_SET PROBLEM:_ Note each line that includes the word "this". Copy those lines.

_Recorded data:_
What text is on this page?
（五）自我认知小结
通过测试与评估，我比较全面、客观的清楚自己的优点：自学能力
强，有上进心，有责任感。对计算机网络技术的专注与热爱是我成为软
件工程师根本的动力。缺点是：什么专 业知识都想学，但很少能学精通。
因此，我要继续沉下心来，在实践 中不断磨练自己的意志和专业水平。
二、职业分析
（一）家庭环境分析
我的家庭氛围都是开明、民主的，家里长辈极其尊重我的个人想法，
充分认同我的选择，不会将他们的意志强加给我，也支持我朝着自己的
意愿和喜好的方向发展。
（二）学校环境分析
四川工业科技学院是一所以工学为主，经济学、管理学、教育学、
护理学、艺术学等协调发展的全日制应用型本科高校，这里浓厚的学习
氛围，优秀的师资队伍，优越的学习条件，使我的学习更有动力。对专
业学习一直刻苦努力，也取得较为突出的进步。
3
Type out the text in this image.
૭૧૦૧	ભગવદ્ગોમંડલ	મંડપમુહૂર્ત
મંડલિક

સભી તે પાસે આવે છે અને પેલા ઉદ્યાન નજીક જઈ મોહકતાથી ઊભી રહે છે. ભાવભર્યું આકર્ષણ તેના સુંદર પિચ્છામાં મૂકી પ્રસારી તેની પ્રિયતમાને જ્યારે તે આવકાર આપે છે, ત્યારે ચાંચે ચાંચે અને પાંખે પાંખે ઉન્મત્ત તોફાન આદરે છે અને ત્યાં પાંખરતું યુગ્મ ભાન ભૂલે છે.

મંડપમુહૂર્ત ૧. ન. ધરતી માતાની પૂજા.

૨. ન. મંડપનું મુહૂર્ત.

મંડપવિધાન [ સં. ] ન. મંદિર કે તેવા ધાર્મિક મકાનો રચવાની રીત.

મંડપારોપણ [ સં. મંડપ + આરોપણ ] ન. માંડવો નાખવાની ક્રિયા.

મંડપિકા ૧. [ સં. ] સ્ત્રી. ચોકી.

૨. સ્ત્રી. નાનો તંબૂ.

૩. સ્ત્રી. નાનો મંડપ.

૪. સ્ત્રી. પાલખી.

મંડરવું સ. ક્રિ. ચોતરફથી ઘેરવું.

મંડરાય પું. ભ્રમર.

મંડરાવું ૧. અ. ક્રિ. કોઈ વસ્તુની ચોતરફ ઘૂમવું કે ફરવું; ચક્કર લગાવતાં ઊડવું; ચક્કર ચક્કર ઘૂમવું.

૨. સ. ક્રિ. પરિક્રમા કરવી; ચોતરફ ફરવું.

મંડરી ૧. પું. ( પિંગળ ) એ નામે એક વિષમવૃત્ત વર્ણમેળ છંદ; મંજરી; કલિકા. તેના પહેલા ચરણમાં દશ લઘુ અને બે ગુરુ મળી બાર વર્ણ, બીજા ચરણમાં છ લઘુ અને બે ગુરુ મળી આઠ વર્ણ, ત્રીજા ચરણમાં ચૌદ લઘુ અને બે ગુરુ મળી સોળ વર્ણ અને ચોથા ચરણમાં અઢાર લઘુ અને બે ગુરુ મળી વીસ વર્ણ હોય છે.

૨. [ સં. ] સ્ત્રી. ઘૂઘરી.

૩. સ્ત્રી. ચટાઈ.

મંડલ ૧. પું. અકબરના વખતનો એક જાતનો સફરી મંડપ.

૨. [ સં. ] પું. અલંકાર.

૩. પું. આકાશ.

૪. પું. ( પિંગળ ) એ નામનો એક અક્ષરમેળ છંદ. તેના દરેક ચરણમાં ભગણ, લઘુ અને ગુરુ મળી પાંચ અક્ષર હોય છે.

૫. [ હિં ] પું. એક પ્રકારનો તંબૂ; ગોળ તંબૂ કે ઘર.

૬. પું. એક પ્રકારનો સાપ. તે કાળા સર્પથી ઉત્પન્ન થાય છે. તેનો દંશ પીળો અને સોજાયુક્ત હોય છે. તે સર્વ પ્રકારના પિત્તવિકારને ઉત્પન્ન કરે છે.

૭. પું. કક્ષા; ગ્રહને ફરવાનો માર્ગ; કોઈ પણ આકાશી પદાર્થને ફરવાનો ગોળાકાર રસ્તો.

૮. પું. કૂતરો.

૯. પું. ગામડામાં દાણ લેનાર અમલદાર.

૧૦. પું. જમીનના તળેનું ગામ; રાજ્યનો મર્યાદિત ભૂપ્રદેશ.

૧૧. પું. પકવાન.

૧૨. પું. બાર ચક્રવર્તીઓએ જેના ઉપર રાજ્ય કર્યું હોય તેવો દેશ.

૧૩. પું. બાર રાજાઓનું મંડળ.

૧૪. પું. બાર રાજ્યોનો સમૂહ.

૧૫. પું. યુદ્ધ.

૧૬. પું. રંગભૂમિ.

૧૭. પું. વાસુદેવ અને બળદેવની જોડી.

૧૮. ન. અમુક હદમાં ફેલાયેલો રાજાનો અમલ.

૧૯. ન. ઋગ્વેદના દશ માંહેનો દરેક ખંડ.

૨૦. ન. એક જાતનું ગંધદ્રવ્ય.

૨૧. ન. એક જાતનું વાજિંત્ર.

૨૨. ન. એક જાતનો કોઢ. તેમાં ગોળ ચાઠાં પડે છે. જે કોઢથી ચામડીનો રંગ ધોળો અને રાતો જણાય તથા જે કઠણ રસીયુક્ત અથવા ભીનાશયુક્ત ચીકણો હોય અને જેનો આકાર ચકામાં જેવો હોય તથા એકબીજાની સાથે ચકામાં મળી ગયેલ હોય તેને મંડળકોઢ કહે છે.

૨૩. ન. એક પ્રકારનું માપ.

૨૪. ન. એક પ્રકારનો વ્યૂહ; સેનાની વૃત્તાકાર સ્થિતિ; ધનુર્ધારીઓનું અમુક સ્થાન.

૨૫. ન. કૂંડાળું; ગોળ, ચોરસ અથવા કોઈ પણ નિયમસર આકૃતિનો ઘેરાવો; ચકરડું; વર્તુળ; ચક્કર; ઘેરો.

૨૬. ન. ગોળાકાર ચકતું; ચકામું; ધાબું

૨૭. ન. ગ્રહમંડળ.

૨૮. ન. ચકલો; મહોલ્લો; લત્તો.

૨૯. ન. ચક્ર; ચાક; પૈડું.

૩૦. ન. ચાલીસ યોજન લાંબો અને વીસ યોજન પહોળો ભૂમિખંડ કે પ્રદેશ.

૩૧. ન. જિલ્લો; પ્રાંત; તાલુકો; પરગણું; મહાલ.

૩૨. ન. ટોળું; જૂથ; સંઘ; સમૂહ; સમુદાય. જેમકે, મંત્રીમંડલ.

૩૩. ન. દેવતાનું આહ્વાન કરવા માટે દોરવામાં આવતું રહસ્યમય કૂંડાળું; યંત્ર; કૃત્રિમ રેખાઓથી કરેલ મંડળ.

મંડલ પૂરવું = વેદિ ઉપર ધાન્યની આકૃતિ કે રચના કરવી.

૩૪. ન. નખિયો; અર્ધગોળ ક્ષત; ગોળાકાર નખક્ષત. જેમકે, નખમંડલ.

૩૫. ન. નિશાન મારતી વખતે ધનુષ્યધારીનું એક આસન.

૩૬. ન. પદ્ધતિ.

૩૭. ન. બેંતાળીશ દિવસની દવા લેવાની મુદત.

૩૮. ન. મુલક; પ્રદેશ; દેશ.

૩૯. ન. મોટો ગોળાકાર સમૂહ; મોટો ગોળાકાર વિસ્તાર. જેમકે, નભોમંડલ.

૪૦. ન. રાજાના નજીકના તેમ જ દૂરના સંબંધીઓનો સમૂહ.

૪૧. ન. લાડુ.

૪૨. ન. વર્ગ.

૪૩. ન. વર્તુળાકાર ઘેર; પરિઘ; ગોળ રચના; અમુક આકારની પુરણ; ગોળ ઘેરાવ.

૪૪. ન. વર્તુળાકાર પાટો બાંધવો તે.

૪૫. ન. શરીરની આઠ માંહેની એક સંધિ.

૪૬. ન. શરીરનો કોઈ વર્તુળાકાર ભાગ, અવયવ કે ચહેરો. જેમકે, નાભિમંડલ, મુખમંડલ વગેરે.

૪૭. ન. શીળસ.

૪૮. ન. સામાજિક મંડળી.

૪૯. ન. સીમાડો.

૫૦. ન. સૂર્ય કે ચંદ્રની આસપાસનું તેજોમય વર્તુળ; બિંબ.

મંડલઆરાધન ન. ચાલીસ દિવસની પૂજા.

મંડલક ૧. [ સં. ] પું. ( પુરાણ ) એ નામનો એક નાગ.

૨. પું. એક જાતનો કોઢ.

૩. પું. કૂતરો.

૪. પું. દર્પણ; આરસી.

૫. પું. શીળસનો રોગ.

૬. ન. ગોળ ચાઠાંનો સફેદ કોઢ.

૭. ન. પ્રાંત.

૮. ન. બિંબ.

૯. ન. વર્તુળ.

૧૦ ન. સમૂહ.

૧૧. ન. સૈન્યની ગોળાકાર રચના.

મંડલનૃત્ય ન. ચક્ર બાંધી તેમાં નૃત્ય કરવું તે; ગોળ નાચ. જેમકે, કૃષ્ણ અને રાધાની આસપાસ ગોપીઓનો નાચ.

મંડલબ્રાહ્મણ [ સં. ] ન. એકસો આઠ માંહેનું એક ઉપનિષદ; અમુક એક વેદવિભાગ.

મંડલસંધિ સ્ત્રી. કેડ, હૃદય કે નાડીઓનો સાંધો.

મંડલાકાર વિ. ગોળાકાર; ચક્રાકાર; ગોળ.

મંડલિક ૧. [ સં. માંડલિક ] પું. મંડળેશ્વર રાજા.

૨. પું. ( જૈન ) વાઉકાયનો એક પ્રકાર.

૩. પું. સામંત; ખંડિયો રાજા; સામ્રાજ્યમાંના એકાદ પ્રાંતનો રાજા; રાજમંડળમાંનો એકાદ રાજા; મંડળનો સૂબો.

_FULL OUTPUT:_
What text is on this page?
Type out the text in this image.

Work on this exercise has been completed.